__BRIEF__
Each line of the material must be returned exactly.

====== RECORDS SHOWN

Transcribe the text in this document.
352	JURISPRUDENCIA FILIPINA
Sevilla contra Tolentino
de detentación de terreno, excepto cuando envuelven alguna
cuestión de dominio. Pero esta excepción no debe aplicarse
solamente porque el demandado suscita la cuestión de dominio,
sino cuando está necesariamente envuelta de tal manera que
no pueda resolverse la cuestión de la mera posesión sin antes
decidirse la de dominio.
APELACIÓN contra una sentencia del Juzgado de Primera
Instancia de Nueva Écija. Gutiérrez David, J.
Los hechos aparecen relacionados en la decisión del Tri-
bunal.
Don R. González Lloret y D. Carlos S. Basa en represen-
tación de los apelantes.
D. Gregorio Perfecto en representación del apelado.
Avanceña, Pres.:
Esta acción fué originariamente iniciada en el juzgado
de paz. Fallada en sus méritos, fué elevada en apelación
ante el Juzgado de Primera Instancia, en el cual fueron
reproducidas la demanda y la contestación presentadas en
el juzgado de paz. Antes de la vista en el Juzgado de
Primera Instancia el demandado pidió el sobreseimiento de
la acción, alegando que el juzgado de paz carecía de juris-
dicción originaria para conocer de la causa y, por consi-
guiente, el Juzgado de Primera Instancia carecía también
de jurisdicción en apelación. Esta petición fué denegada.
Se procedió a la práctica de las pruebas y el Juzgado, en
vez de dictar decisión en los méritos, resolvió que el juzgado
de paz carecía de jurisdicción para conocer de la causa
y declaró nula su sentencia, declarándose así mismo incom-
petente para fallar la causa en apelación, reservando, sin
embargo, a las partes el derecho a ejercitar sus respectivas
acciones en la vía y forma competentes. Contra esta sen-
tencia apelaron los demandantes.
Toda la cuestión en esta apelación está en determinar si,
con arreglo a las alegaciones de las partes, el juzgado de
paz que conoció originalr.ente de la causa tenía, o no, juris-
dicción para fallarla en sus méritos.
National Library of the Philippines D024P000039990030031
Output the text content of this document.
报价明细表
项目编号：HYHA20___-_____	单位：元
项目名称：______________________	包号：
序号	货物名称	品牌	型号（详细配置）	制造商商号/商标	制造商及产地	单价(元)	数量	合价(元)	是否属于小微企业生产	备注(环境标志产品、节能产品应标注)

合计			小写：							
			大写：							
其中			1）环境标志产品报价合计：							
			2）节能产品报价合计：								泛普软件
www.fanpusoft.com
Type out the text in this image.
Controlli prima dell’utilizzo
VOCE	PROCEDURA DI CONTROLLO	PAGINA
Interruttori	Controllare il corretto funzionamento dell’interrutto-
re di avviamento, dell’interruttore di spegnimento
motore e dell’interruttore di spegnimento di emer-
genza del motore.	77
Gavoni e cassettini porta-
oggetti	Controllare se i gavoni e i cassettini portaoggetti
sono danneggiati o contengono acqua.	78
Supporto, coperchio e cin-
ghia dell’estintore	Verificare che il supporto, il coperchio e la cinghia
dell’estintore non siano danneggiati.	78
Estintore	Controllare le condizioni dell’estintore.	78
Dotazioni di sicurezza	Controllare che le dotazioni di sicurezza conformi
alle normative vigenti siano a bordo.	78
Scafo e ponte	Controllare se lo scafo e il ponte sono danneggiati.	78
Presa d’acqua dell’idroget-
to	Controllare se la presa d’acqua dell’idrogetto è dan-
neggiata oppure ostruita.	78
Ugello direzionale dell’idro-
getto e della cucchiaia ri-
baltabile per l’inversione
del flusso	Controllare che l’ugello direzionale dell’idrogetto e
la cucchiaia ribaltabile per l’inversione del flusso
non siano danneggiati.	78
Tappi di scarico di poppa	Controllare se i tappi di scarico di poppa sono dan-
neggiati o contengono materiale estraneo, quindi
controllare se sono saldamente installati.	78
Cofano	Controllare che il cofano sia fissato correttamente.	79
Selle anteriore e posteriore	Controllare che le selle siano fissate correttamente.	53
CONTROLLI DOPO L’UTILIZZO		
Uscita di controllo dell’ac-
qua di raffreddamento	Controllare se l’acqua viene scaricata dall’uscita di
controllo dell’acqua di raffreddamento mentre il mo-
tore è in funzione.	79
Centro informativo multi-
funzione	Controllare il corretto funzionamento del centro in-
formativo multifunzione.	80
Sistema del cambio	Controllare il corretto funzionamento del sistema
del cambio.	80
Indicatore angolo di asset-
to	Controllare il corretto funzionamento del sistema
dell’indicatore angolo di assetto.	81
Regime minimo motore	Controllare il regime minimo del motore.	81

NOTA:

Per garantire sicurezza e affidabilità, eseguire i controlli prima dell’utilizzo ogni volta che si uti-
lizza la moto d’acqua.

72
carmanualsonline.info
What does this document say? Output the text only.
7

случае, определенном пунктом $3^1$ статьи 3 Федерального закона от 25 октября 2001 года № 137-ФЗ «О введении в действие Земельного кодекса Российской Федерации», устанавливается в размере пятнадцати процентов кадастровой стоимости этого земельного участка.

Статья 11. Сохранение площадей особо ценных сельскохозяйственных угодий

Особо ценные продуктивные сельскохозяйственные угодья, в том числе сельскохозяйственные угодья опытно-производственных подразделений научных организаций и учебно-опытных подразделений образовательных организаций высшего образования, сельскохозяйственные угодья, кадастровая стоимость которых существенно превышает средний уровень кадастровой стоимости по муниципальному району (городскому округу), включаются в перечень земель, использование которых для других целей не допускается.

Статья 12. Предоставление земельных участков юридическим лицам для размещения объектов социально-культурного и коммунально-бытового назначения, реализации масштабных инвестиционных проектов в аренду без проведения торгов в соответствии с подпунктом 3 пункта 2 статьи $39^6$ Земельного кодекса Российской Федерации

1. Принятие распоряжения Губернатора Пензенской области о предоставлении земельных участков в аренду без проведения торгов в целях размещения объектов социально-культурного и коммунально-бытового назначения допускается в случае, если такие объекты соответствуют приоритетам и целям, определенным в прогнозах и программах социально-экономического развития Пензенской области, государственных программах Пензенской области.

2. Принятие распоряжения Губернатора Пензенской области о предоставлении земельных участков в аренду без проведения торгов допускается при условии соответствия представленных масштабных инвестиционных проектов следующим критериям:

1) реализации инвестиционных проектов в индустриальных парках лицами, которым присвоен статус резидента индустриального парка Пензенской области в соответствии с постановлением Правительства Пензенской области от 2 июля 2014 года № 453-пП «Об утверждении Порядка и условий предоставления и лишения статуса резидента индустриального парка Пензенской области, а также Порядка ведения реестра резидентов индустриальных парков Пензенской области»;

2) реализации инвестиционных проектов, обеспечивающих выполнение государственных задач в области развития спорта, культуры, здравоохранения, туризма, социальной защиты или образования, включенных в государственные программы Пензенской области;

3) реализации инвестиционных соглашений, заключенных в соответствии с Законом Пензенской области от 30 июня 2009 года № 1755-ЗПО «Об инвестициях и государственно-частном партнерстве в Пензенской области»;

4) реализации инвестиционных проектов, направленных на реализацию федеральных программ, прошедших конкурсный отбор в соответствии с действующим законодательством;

============

__SOLUTION TO THIS PROBLEM__
Transcribe the text in this document.
352	JURISPRUDENCIA FILIPINA
Sevilla contra Tolentino
de detentación de terreno, excepto cuando envuelven alguna
cuestión de dominio. Pero esta excepción no debe aplicarse
solamente porque el demandado suscita la cuestión de dominio,
sino cuando está necesariamente envuelta de tal manera que
no pueda resolverse la cuestión de la mera posesión sin antes
decidirse la de dominio.
APELACIÓN contra una sentencia del Juzgado de Primera
Instancia de Nueva Écija. Gutiérrez David, J.
Los hechos aparecen relacionados en la decisión del Tri-
bunal.
Don R. González Lloret y D. Carlos S. Basa en represen-
tación de los apelantes.
D. Gregorio Perfecto en representación del apelado.
Avanceña, Pres.:
Esta acción fué originariamente iniciada en el juzgado
de paz. Fallada en sus méritos, fué elevada en apelación
ante el Juzgado de Primera Instancia, en el cual fueron
reproducidas la demanda y la contestación presentadas en
el juzgado de paz. Antes de la vista en el Juzgado de
Primera Instancia el demandado pidió el sobreseimiento de
la acción, alegando que el juzgado de paz carecía de juris-
dicción originaria para conocer de la causa y, por consi-
guiente, el Juzgado de Primera Instancia carecía también
de jurisdicción en apelación. Esta petición fué denegada.
Se procedió a la práctica de las pruebas y el Juzgado, en
vez de dictar decisión en los méritos, resolvió que el juzgado
de paz carecía de jurisdicción para conocer de la causa
y declaró nula su sentencia, declarándose así mismo incom-
petente para fallar la causa en apelación, reservando, sin
embargo, a las partes el derecho a ejercitar sus respectivas
acciones en la vía y forma competentes. Contra esta sen-
tencia apelaron los demandantes.
Toda la cuestión en esta apelación está en determinar si,
con arreglo a las alegaciones de las partes, el juzgado de
paz que conoció originalr.ente de la causa tenía, o no, juris-
dicción para fallarla en sus méritos.
National Library of the Philippines D024P000039990030031
Output the text content of this document.
报价明细表
项目编号：HYHA20___-_____	单位：元
项目名称：______________________	包号：
序号	货物名称	品牌	型号（详细配置）	制造商商号/商标	制造商及产地	单价(元)	数量	合价(元)	是否属于小微企业生产	备注(环境标志产品、节能产品应标注)

合计			小写：							
			大写：							
其中			1）环境标志产品报价合计：							
			2）节能产品报价合计：								泛普软件
www.fanpusoft.com
Type out the text in this image.
Controlli prima dell’utilizzo
VOCE	PROCEDURA DI CONTROLLO	PAGINA
Interruttori	Controllare il corretto funzionamento dell’interrutto-
re di avviamento, dell’interruttore di spegnimento
motore e dell’interruttore di spegnimento di emer-
genza del motore.	77
Gavoni e cassettini porta-
oggetti	Controllare se i gavoni e i cassettini portaoggetti
sono danneggiati o contengono acqua.	78
Supporto, coperchio e cin-
ghia dell’estintore	Verificare che il supporto, il coperchio e la cinghia
dell’estintore non siano danneggiati.	78
Estintore	Controllare le condizioni dell’estintore.	78
Dotazioni di sicurezza	Controllare che le dotazioni di sicurezza conformi
alle normative vigenti siano a bordo.	78
Scafo e ponte	Controllare se lo scafo e il ponte sono danneggiati.	78
Presa d’acqua dell’idroget-
to	Controllare se la presa d’acqua dell’idrogetto è dan-
neggiata oppure ostruita.	78
Ugello direzionale dell’idro-
getto e della cucchiaia ri-
baltabile per l’inversione
del flusso	Controllare che l’ugello direzionale dell’idrogetto e
la cucchiaia ribaltabile per l’inversione del flusso
non siano danneggiati.	78
Tappi di scarico di poppa	Controllare se i tappi di scarico di poppa sono dan-
neggiati o contengono materiale estraneo, quindi
controllare se sono saldamente installati.	78
Cofano	Controllare che il cofano sia fissato correttamente.	79
Selle anteriore e posteriore	Controllare che le selle siano fissate correttamente.	53
CONTROLLI DOPO L’UTILIZZO		
Uscita di controllo dell’ac-
qua di raffreddamento	Controllare se l’acqua viene scaricata dall’uscita di
controllo dell’acqua di raffreddamento mentre il mo-
tore è in funzione.	79
Centro informativo multi-
funzione	Controllare il corretto funzionamento del centro in-
formativo multifunzione.	80
Sistema del cambio	Controllare il corretto funzionamento del sistema
del cambio.	80
Indicatore angolo di asset-
to	Controllare il corretto funzionamento del sistema
dell’indicatore angolo di assetto.	81
Regime minimo motore	Controllare il regime minimo del motore.	81

NOTA:

Per garantire sicurezza e affidabilità, eseguire i controlli prima dell’utilizzo ogni volta che si uti-
lizza la moto d’acqua.

72
carmanualsonline.info
What does this document say? Output the text only.
7

случае, определенном пунктом $3^1$ статьи 3 Федерального закона от 25 октября 2001 года № 137-ФЗ «О введении в действие Земельного кодекса Российской Федерации», устанавливается в размере пятнадцати процентов кадастровой стоимости этого земельного участка.

Статья 11. Сохранение площадей особо ценных сельскохозяйственных угодий

Особо ценные продуктивные сельскохозяйственные угодья, в том числе сельскохозяйственные угодья опытно-производственных подразделений научных организаций и учебно-опытных подразделений образовательных организаций высшего образования, сельскохозяйственные угодья, кадастровая стоимость которых существенно превышает средний уровень кадастровой стоимости по муниципальному району (городскому округу), включаются в перечень земель, использование которых для других целей не допускается.

Статья 12. Предоставление земельных участков юридическим лицам для размещения объектов социально-культурного и коммунально-бытового назначения, реализации масштабных инвестиционных проектов в аренду без проведения торгов в соответствии с подпунктом 3 пункта 2 статьи $39^6$ Земельного кодекса Российской Федерации

1. Принятие распоряжения Губернатора Пензенской области о предоставлении земельных участков в аренду без проведения торгов в целях размещения объектов социально-культурного и коммунально-бытового назначения допускается в случае, если такие объекты соответствуют приоритетам и целям, определенным в прогнозах и программах социально-экономического развития Пензенской области, государственных программах Пензенской области.

2. Принятие распоряжения Губернатора Пензенской области о предоставлении земельных участков в аренду без проведения торгов допускается при условии соответствия представленных масштабных инвестиционных проектов следующим критериям:

1) реализации инвестиционных проектов в индустриальных парках лицами, которым присвоен статус резидента индустриального парка Пензенской области в соответствии с постановлением Правительства Пензенской области от 2 июля 2014 года № 453-пП «Об утверждении Порядка и условий предоставления и лишения статуса резидента индустриального парка Пензенской области, а также Порядка ведения реестра резидентов индустриальных парков Пензенской области»;

2) реализации инвестиционных проектов, обеспечивающих выполнение государственных задач в области развития спорта, культуры, здравоохранения, туризма, социальной защиты или образования, включенных в государственные программы Пензенской области;

3) реализации инвестиционных соглашений, заключенных в соответствии с Законом Пензенской области от 30 июня 2009 года № 1755-ЗПО «Об инвестициях и государственно-частном партнерстве в Пензенской области»;

4) реализации инвестиционных проектов, направленных на реализацию федеральных программ, прошедших конкурсный отбор в соответствии с действующим законодательством;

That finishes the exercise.